Identify each line containing the word "potential" and copy it.
━━ Raw records ━━
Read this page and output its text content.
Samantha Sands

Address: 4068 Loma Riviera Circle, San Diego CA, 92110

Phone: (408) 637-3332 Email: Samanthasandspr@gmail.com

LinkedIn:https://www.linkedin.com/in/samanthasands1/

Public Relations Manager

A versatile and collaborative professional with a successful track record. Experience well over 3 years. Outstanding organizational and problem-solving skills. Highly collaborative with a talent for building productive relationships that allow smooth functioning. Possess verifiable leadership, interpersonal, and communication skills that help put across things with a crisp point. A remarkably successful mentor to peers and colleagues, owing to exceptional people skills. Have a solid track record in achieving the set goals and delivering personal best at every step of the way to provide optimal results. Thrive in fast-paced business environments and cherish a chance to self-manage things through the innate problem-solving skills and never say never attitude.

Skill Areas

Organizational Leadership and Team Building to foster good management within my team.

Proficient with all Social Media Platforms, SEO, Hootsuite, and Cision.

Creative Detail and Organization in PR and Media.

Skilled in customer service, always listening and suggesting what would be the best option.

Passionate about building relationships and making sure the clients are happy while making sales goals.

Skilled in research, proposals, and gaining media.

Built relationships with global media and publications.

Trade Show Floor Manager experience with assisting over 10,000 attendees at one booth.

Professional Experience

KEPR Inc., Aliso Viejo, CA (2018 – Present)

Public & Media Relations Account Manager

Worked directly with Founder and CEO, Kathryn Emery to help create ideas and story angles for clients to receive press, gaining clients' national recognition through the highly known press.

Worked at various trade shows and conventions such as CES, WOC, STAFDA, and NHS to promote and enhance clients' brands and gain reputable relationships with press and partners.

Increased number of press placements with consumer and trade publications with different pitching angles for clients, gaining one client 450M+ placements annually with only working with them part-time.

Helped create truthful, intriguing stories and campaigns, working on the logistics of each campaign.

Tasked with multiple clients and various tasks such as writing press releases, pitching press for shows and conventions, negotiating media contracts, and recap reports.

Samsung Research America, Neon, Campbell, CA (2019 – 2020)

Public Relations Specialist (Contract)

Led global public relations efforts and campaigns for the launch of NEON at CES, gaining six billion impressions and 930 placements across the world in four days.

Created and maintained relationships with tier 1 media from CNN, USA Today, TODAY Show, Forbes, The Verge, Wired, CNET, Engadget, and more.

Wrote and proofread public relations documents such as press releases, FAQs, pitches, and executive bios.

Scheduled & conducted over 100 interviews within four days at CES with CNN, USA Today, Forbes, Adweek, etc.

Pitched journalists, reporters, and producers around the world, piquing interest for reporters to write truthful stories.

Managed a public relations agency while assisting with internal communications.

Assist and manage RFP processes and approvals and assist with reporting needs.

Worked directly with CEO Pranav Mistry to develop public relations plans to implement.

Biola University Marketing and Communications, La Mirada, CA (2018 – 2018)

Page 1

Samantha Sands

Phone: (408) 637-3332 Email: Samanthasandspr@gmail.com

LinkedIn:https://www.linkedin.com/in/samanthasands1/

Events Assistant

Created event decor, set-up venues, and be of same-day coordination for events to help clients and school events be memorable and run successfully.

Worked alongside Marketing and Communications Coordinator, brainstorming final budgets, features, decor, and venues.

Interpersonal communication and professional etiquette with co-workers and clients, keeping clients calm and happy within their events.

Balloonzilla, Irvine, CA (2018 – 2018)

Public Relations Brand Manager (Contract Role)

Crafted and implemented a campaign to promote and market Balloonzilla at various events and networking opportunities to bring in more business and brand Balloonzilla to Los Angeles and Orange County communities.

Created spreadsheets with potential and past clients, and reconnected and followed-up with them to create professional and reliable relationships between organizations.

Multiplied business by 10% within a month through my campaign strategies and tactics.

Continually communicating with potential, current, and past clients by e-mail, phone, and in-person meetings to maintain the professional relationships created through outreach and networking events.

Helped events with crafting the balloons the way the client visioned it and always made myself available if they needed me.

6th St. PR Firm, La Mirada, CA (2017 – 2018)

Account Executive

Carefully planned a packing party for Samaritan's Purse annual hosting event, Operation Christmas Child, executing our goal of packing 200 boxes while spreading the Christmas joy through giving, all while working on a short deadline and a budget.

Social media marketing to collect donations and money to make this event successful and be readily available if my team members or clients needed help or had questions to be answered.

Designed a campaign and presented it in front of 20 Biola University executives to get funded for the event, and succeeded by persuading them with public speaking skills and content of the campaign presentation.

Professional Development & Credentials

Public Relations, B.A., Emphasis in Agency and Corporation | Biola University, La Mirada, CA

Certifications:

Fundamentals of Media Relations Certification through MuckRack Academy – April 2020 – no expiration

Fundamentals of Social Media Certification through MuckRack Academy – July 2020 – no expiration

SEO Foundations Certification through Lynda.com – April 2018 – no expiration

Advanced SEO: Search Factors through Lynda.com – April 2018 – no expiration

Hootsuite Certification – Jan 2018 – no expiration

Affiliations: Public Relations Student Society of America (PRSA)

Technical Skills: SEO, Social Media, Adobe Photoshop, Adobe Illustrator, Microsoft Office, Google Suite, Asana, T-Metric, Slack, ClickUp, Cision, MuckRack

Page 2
━━━
Correct output
Created spreadsheets with potential and past clients, and reconnected and followed-up with them to create professional and reliable relationships between organizations.
Continually communicating with potential, current, and past clients by e-mail, phone, and in-person meetings to maintain the professional relationships created through outreach and networking events.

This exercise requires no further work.